▶ Work item:
Repeat verbatim the lines of the data below, beginning with the line containing "Extract all readable text from this page." and continuing to the end.

[The records Boundary: Start]

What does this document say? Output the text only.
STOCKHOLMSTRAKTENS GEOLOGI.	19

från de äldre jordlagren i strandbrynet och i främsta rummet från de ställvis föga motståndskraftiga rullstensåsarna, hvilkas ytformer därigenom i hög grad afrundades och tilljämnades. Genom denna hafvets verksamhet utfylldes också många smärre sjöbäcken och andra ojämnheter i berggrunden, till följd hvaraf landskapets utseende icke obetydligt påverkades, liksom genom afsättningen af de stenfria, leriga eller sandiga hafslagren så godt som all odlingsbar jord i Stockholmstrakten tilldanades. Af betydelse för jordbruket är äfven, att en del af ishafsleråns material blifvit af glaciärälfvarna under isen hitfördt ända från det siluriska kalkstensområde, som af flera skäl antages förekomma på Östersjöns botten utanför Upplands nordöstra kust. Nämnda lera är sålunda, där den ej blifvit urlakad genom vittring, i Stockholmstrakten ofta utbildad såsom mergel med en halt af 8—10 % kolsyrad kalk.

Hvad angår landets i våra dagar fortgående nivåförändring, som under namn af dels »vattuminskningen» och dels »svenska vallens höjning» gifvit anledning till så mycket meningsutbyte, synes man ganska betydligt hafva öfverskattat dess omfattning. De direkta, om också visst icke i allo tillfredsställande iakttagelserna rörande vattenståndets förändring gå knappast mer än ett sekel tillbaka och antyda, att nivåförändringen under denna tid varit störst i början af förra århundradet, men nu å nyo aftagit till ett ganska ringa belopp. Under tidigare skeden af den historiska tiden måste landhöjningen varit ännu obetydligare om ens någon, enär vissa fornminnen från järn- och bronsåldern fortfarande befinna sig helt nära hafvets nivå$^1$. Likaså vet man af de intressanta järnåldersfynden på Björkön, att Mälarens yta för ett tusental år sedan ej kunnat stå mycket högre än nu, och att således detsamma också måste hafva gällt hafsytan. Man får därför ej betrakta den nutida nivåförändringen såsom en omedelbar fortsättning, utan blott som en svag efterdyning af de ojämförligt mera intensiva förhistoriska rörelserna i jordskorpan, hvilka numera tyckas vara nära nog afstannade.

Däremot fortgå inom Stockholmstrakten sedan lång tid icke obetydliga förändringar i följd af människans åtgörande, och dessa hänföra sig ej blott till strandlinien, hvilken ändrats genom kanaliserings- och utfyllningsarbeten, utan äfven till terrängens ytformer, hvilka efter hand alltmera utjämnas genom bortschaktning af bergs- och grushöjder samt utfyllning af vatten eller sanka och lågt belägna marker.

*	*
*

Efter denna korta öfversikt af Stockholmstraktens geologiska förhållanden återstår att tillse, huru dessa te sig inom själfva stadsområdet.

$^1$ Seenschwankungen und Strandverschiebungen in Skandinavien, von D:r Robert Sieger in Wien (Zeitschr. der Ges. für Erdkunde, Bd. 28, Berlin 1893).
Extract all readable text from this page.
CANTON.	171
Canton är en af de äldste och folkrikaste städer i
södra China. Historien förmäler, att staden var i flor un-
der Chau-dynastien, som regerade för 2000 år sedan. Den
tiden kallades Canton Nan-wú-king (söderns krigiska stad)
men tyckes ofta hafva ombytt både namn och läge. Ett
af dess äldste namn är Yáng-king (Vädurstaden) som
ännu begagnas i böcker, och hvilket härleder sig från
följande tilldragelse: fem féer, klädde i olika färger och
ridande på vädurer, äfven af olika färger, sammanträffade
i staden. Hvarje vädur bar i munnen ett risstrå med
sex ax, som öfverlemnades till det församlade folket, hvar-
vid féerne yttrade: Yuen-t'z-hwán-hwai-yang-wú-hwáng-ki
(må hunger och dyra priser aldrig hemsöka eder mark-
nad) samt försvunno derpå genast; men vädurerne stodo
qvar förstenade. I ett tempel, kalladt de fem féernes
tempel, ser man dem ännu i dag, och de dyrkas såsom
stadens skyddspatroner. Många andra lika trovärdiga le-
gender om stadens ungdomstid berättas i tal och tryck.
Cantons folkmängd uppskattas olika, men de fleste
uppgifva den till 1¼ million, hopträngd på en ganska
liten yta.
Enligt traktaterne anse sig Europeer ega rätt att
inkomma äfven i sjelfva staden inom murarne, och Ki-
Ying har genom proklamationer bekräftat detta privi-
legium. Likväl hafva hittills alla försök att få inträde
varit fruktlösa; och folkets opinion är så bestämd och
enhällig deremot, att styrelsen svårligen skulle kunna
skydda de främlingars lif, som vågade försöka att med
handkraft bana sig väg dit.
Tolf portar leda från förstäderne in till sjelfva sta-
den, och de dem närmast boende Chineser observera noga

[The records Boundary: End]

▶ Answer box:
Extract all readable text from this page.
CANTON.	171
Canton är en af de äldste och folkrikaste städer i
södra China. Historien förmäler, att staden var i flor un-
der Chau-dynastien, som regerade för 2000 år sedan. Den
tiden kallades Canton Nan-wú-king (söderns krigiska stad)
men tyckes ofta hafva ombytt både namn och läge. Ett
af dess äldste namn är Yáng-king (Vädurstaden) som
ännu begagnas i böcker, och hvilket härleder sig från
följande tilldragelse: fem féer, klädde i olika färger och
ridande på vädurer, äfven af olika färger, sammanträffade
i staden. Hvarje vädur bar i munnen ett risstrå med
sex ax, som öfverlemnades till det församlade folket, hvar-
vid féerne yttrade: Yuen-t'z-hwán-hwai-yang-wú-hwáng-ki
(må hunger och dyra priser aldrig hemsöka eder mark-
nad) samt försvunno derpå genast; men vädurerne stodo
qvar förstenade. I ett tempel, kalladt de fem féernes
tempel, ser man dem ännu i dag, och de dyrkas såsom
stadens skyddspatroner. Många andra lika trovärdiga le-
gender om stadens ungdomstid berättas i tal och tryck.
Cantons folkmängd uppskattas olika, men de fleste
uppgifva den till 1¼ million, hopträngd på en ganska
liten yta.
Enligt traktaterne anse sig Europeer ega rätt att
inkomma äfven i sjelfva staden inom murarne, och Ki-
Ying har genom proklamationer bekräftat detta privi-
legium. Likväl hafva hittills alla försök att få inträde
varit fruktlösa; och folkets opinion är så bestämd och
enhällig deremot, att styrelsen svårligen skulle kunna
skydda de främlingars lif, som vågade försöka att med
handkraft bana sig väg dit.
Tolf portar leda från förstäderne in till sjelfva sta-
den, och de dem närmast boende Chineser observera noga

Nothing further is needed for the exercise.